Restate the whole listing exactly.

— BEGIN Dataset records —

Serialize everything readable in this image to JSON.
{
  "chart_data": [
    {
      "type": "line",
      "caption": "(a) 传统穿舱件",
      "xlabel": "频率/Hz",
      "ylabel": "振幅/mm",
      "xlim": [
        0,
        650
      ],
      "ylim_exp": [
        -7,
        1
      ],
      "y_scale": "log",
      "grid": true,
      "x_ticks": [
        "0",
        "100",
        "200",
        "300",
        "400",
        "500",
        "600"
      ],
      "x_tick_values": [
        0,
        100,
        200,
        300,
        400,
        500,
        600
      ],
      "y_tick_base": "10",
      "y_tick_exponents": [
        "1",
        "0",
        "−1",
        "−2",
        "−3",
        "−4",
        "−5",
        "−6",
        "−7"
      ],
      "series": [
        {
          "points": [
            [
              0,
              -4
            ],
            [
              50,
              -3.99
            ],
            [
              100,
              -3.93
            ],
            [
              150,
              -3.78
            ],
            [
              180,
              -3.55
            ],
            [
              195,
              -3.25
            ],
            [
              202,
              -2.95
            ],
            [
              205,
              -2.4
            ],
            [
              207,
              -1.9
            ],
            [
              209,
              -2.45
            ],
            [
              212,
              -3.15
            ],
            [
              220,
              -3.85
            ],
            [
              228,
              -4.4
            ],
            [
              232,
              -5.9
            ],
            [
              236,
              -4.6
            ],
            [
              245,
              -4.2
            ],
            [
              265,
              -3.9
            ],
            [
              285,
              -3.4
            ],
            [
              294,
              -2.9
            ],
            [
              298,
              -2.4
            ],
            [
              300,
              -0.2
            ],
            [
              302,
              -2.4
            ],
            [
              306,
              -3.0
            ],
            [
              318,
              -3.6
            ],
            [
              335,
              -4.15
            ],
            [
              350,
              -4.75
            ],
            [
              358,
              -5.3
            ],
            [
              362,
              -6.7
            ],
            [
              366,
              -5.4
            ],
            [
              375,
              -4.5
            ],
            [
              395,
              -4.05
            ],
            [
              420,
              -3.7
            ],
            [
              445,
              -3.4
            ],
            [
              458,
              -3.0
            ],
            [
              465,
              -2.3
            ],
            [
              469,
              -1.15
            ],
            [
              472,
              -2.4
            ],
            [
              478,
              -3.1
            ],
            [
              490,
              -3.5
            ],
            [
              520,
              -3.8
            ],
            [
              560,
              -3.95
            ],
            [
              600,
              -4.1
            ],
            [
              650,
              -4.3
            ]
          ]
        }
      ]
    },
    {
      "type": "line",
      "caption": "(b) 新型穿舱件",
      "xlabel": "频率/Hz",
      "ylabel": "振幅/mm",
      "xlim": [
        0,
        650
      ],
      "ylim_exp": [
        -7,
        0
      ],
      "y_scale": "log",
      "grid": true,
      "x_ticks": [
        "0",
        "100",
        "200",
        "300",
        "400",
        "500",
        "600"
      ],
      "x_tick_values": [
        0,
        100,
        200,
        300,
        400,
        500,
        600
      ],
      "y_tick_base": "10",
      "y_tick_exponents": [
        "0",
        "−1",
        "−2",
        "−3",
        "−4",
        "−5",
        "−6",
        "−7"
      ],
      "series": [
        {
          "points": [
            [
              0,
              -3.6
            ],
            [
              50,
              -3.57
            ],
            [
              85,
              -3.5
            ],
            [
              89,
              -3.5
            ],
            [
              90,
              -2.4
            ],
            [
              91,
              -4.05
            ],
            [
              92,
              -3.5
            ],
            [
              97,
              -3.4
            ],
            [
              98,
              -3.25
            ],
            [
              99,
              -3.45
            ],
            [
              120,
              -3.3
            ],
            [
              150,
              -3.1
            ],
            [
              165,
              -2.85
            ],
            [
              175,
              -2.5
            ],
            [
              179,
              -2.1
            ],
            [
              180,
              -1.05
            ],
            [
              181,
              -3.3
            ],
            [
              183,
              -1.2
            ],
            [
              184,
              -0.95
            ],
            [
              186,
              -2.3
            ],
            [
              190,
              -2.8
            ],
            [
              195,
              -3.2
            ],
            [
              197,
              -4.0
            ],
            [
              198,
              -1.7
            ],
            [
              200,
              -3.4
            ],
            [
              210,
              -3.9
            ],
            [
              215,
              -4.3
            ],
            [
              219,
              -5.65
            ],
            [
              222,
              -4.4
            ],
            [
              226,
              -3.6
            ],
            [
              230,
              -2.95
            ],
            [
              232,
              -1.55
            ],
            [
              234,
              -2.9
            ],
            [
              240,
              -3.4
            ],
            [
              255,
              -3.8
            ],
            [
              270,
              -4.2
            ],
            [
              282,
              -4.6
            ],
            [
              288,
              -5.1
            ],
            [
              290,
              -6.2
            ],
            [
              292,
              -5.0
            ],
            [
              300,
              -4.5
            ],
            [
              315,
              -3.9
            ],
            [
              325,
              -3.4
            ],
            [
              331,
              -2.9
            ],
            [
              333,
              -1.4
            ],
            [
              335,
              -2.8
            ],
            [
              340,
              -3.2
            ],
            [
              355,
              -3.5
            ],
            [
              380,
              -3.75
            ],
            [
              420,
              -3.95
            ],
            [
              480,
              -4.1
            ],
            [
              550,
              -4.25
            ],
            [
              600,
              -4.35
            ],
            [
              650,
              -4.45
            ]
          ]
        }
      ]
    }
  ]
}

— END Dataset records —

• Solution to the exercise
Serialize everything readable in this image to JSON.
{
  "chart_data": [
    {
      "type": "line",
      "caption": "(a) 传统穿舱件",
      "xlabel": "频率/Hz",
      "ylabel": "振幅/mm",
      "xlim": [
        0,
        650
      ],
      "ylim_exp": [
        -7,
        1
      ],
      "y_scale": "log",
      "grid": true,
      "x_ticks": [
        "0",
        "100",
        "200",
        "300",
        "400",
        "500",
        "600"
      ],
      "x_tick_values": [
        0,
        100,
        200,
        300,
        400,
        500,
        600
      ],
      "y_tick_base": "10",
      "y_tick_exponents": [
        "1",
        "0",
        "−1",
        "−2",
        "−3",
        "−4",
        "−5",
        "−6",
        "−7"
      ],
      "series": [
        {
          "points": [
            [
              0,
              -4
            ],
            [
              50,
              -3.99
            ],
            [
              100,
              -3.93
            ],
            [
              150,
              -3.78
            ],
            [
              180,
              -3.55
            ],
            [
              195,
              -3.25
            ],
            [
              202,
              -2.95
            ],
            [
              205,
              -2.4
            ],
            [
              207,
              -1.9
            ],
            [
              209,
              -2.45
            ],
            [
              212,
              -3.15
            ],
            [
              220,
              -3.85
            ],
            [
              228,
              -4.4
            ],
            [
              232,
              -5.9
            ],
            [
              236,
              -4.6
            ],
            [
              245,
              -4.2
            ],
            [
              265,
              -3.9
            ],
            [
              285,
              -3.4
            ],
            [
              294,
              -2.9
            ],
            [
              298,
              -2.4
            ],
            [
              300,
              -0.2
            ],
            [
              302,
              -2.4
            ],
            [
              306,
              -3.0
            ],
            [
              318,
              -3.6
            ],
            [
              335,
              -4.15
            ],
            [
              350,
              -4.75
            ],
            [
              358,
              -5.3
            ],
            [
              362,
              -6.7
            ],
            [
              366,
              -5.4
            ],
            [
              375,
              -4.5
            ],
            [
              395,
              -4.05
            ],
            [
              420,
              -3.7
            ],
            [
              445,
              -3.4
            ],
            [
              458,
              -3.0
            ],
            [
              465,
              -2.3
            ],
            [
              469,
              -1.15
            ],
            [
              472,
              -2.4
            ],
            [
              478,
              -3.1
            ],
            [
              490,
              -3.5
            ],
            [
              520,
              -3.8
            ],
            [
              560,
              -3.95
            ],
            [
              600,
              -4.1
            ],
            [
              650,
              -4.3
            ]
          ]
        }
      ]
    },
    {
      "type": "line",
      "caption": "(b) 新型穿舱件",
      "xlabel": "频率/Hz",
      "ylabel": "振幅/mm",
      "xlim": [
        0,
        650
      ],
      "ylim_exp": [
        -7,
        0
      ],
      "y_scale": "log",
      "grid": true,
      "x_ticks": [
        "0",
        "100",
        "200",
        "300",
        "400",
        "500",
        "600"
      ],
      "x_tick_values": [
        0,
        100,
        200,
        300,
        400,
        500,
        600
      ],
      "y_tick_base": "10",
      "y_tick_exponents": [
        "0",
        "−1",
        "−2",
        "−3",
        "−4",
        "−5",
        "−6",
        "−7"
      ],
      "series": [
        {
          "points": [
            [
              0,
              -3.6
            ],
            [
              50,
              -3.57
            ],
            [
              85,
              -3.5
            ],
            [
              89,
              -3.5
            ],
            [
              90,
              -2.4
            ],
            [
              91,
              -4.05
            ],
            [
              92,
              -3.5
            ],
            [
              97,
              -3.4
            ],
            [
              98,
              -3.25
            ],
            [
              99,
              -3.45
            ],
            [
              120,
              -3.3
            ],
            [
              150,
              -3.1
            ],
            [
              165,
              -2.85
            ],
            [
              175,
              -2.5
            ],
            [
              179,
              -2.1
            ],
            [
              180,
              -1.05
            ],
            [
              181,
              -3.3
            ],
            [
              183,
              -1.2
            ],
            [
              184,
              -0.95
            ],
            [
              186,
              -2.3
            ],
            [
              190,
              -2.8
            ],
            [
              195,
              -3.2
            ],
            [
              197,
              -4.0
            ],
            [
              198,
              -1.7
            ],
            [
              200,
              -3.4
            ],
            [
              210,
              -3.9
            ],
            [
              215,
              -4.3
            ],
            [
              219,
              -5.65
            ],
            [
              222,
              -4.4
            ],
            [
              226,
              -3.6
            ],
            [
              230,
              -2.95
            ],
            [
              232,
              -1.55
            ],
            [
              234,
              -2.9
            ],
            [
              240,
              -3.4
            ],
            [
              255,
              -3.8
            ],
            [
              270,
              -4.2
            ],
            [
              282,
              -4.6
            ],
            [
              288,
              -5.1
            ],
            [
              290,
              -6.2
            ],
            [
              292,
              -5.0
            ],
            [
              300,
              -4.5
            ],
            [
              315,
              -3.9
            ],
            [
              325,
              -3.4
            ],
            [
              331,
              -2.9
            ],
            [
              333,
              -1.4
            ],
            [
              335,
              -2.8
            ],
            [
              340,
              -3.2
            ],
            [
              355,
              -3.5
            ],
            [
              380,
              -3.75
            ],
            [
              420,
              -3.95
            ],
            [
              480,
              -4.1
            ],
            [
              550,
              -4.25
            ],
            [
              600,
              -4.35
            ],
            [
              650,
              -4.45
            ]
          ]
        }
      ]
    }
  ]
}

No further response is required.